Data start
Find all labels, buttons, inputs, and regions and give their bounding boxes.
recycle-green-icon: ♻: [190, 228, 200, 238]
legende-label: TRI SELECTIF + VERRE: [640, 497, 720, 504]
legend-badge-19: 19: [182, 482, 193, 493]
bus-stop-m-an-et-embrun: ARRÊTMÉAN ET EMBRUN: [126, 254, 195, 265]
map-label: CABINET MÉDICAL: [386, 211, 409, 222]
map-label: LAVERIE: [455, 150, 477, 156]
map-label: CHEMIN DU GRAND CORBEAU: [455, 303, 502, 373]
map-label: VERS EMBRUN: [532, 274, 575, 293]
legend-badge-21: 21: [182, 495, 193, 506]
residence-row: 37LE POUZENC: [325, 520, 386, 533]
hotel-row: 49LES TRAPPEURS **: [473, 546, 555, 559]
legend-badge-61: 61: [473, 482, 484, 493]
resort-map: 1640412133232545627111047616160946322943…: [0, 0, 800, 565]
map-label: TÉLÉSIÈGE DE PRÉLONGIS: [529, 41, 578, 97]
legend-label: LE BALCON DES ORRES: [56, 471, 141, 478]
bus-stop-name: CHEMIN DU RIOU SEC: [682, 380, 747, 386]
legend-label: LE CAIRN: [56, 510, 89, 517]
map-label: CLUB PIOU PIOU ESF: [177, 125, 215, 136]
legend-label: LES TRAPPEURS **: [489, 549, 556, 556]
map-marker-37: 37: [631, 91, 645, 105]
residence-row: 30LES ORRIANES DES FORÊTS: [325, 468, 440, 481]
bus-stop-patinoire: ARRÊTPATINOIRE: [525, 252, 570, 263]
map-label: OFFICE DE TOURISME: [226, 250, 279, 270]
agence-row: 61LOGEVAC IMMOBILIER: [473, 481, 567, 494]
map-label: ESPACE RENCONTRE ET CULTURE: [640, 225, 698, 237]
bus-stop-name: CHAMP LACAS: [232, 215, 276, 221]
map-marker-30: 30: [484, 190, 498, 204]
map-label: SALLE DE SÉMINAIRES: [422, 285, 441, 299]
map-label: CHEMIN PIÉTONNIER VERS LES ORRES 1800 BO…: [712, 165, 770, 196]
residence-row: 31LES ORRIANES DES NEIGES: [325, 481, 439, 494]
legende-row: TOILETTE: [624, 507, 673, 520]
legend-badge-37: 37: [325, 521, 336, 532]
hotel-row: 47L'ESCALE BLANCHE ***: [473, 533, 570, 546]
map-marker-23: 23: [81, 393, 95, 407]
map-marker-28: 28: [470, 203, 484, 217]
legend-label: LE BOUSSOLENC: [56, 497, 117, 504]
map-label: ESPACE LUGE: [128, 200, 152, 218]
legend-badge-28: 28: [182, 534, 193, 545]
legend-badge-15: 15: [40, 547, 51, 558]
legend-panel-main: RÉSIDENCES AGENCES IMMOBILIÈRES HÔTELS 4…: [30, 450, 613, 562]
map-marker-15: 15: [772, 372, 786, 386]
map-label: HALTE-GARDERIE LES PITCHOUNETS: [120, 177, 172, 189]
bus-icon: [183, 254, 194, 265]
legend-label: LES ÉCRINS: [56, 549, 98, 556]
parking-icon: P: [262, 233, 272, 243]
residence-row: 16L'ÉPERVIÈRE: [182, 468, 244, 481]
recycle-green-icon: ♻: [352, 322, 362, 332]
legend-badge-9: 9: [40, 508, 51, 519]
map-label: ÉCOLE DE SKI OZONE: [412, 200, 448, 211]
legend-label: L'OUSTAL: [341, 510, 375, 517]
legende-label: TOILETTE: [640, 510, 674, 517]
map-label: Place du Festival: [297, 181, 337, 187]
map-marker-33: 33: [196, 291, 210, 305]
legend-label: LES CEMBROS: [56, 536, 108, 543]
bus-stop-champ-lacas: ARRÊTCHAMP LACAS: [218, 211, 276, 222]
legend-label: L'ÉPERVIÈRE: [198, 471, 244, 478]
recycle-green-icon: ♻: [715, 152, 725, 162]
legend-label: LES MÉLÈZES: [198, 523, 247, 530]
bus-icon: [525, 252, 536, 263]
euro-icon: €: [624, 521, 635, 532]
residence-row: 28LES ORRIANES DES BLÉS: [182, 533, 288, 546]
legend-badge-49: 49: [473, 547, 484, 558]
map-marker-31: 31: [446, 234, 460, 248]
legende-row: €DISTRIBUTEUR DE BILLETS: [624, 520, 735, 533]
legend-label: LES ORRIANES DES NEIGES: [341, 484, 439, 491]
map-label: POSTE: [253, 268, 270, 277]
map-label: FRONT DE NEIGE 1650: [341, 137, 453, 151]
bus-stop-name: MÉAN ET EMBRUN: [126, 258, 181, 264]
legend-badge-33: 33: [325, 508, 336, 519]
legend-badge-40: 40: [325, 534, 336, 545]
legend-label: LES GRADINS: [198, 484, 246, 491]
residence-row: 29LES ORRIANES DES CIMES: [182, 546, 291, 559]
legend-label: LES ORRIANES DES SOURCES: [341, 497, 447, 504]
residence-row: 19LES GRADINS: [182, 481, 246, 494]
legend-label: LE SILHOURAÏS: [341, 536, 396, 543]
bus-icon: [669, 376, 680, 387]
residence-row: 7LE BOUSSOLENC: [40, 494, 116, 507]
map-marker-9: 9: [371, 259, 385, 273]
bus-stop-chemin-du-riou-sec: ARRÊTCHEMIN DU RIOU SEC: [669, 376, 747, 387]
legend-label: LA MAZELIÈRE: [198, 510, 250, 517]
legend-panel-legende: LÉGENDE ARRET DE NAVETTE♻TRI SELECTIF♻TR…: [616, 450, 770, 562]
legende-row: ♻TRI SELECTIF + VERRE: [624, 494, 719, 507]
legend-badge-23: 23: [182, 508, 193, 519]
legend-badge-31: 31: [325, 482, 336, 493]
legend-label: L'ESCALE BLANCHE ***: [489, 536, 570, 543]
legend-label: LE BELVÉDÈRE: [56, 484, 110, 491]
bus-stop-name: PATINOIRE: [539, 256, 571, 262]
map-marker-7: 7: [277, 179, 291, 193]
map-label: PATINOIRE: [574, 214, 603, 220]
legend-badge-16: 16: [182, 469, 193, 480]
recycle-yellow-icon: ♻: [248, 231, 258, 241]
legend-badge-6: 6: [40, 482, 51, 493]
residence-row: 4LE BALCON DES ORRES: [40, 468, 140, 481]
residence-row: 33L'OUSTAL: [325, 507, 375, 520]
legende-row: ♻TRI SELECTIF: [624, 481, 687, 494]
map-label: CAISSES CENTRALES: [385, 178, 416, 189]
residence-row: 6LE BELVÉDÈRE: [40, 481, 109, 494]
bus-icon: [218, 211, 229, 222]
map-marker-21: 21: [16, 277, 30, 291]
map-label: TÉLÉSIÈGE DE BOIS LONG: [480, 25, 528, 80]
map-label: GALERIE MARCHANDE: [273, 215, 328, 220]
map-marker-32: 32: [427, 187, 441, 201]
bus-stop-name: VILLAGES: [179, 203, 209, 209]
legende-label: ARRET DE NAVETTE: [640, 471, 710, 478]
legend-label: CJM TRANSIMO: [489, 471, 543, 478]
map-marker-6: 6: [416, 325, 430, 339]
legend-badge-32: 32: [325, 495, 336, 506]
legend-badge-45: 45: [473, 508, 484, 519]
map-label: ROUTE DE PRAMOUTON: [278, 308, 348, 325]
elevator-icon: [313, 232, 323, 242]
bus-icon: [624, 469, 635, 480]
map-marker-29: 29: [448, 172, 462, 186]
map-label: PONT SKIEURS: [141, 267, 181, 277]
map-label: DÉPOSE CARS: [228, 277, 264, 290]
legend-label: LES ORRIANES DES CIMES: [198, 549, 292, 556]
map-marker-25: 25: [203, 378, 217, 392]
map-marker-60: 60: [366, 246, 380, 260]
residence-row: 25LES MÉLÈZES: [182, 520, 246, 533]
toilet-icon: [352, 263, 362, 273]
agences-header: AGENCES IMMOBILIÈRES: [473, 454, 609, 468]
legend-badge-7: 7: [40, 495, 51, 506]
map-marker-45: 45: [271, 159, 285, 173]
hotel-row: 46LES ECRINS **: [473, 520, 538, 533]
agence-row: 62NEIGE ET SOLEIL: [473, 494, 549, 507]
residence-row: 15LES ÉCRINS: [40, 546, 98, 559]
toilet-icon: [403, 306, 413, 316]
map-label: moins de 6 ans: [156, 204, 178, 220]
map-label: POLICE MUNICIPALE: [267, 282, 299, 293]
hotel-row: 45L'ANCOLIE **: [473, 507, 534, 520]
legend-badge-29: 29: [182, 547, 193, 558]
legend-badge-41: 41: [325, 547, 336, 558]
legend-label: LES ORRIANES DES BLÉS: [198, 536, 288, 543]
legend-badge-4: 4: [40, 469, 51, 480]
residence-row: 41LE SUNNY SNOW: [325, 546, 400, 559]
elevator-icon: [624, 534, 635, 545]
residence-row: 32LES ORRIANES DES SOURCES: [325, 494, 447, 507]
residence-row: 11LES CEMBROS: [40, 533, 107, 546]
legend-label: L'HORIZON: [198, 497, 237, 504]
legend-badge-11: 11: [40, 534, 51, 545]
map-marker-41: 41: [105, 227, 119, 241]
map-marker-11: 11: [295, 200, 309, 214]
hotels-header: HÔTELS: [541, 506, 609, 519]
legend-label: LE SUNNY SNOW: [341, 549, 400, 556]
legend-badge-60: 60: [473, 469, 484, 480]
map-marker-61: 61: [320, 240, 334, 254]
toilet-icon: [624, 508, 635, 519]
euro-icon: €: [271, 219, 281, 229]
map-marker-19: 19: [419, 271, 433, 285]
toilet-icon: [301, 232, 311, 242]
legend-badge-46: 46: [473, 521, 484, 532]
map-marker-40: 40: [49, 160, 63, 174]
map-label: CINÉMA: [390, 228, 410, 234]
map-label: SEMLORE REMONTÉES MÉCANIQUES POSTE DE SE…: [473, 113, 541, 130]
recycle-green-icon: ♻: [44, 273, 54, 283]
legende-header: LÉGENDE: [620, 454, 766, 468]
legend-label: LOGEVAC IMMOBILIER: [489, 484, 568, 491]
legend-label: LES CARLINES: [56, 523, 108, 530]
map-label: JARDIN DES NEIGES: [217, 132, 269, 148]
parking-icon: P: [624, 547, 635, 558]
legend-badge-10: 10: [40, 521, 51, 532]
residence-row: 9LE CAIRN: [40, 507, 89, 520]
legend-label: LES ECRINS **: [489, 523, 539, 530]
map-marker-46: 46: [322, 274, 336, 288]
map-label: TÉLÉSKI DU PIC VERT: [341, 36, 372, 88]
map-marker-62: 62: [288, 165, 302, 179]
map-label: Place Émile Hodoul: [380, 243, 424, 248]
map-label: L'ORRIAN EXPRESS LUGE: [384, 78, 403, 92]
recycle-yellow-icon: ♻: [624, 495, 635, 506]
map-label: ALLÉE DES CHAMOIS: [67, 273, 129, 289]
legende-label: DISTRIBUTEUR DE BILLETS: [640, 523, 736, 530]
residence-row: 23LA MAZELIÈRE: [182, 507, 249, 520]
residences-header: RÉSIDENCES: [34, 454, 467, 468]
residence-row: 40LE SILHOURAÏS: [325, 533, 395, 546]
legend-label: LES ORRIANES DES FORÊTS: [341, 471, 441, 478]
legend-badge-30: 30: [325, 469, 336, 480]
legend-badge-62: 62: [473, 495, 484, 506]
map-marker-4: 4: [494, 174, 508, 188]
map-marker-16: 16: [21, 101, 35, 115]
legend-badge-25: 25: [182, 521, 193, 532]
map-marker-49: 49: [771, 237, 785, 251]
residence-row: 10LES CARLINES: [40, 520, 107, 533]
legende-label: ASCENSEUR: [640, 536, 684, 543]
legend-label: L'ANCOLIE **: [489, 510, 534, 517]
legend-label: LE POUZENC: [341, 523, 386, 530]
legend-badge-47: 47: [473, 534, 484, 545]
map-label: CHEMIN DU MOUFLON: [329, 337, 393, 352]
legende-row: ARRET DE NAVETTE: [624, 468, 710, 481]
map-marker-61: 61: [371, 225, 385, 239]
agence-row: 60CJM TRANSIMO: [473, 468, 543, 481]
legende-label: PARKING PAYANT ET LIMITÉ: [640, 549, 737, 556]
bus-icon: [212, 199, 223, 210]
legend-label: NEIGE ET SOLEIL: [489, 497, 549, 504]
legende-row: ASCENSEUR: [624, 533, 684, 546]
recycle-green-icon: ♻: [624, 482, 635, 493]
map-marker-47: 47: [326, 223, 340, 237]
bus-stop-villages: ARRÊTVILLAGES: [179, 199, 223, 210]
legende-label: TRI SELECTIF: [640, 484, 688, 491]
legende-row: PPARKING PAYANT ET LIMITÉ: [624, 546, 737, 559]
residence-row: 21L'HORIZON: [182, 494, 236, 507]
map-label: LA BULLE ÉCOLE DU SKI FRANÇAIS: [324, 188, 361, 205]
Data end
• [What you will do] Locate every line above that contains the string "ÉCRINS", matching case exactly, and copy each such line.

• [Task answer]
legend-label: LES ÉCRINS: [56, 549, 98, 556]
residence-row: 15LES ÉCRINS: [40, 546, 98, 559]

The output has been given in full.